__What is expected__
Transcribe all the entries word for word, but omit the images.

__Data for this task__
● ● ● ●

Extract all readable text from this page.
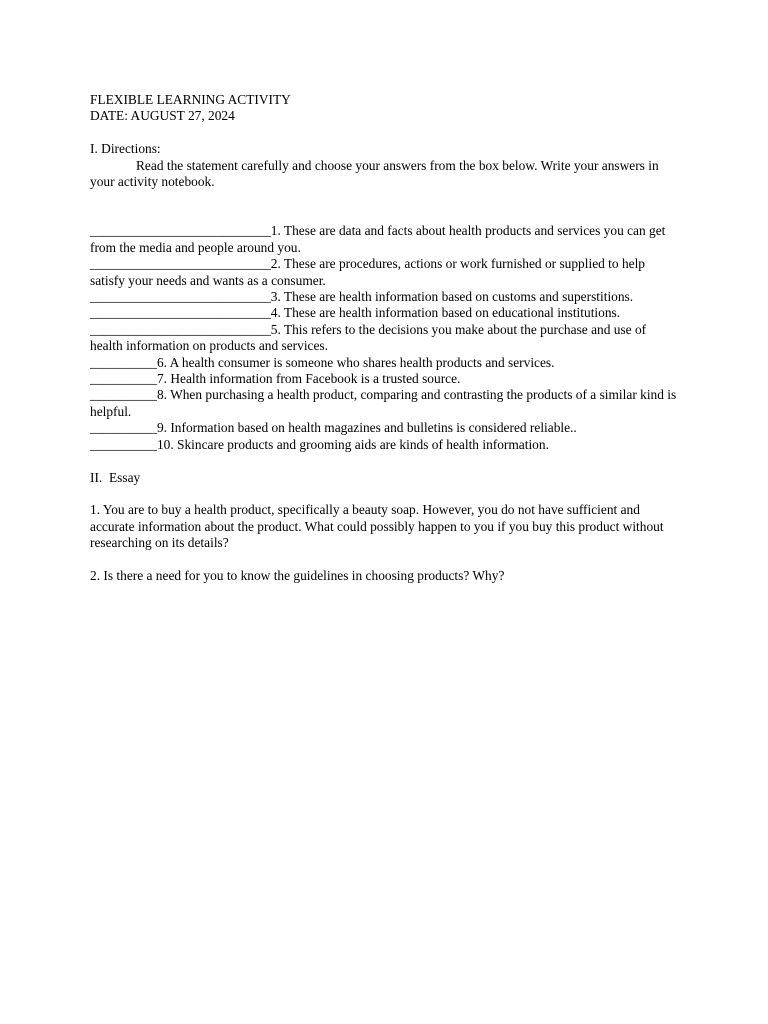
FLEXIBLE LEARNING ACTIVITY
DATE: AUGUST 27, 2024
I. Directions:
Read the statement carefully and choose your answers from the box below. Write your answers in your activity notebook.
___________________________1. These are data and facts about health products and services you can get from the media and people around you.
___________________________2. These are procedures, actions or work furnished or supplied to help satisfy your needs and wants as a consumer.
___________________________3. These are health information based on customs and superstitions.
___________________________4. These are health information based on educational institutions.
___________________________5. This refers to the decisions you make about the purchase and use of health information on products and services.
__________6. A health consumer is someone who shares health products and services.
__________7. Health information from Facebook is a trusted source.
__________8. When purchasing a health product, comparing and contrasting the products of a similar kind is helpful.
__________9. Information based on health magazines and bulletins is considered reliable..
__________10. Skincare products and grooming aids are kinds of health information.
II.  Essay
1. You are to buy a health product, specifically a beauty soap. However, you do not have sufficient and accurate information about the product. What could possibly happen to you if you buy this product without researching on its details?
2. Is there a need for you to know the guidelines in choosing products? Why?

● ● ● ●

__Solved exercise__
Extract all readable text from this page.
FLEXIBLE LEARNING ACTIVITY
DATE: AUGUST 27, 2024
I. Directions:
Read the statement carefully and choose your answers from the box below. Write your answers in your activity notebook.
___________________________1. These are data and facts about health products and services you can get from the media and people around you.
___________________________2. These are procedures, actions or work furnished or supplied to help satisfy your needs and wants as a consumer.
___________________________3. These are health information based on customs and superstitions.
___________________________4. These are health information based on educational institutions.
___________________________5. This refers to the decisions you make about the purchase and use of health information on products and services.
__________6. A health consumer is someone who shares health products and services.
__________7. Health information from Facebook is a trusted source.
__________8. When purchasing a health product, comparing and contrasting the products of a similar kind is helpful.
__________9. Information based on health magazines and bulletins is considered reliable..
__________10. Skincare products and grooming aids are kinds of health information.
II.  Essay
1. You are to buy a health product, specifically a beauty soap. However, you do not have sufficient and accurate information about the product. What could possibly happen to you if you buy this product without researching on its details?
2. Is there a need for you to know the guidelines in choosing products? Why?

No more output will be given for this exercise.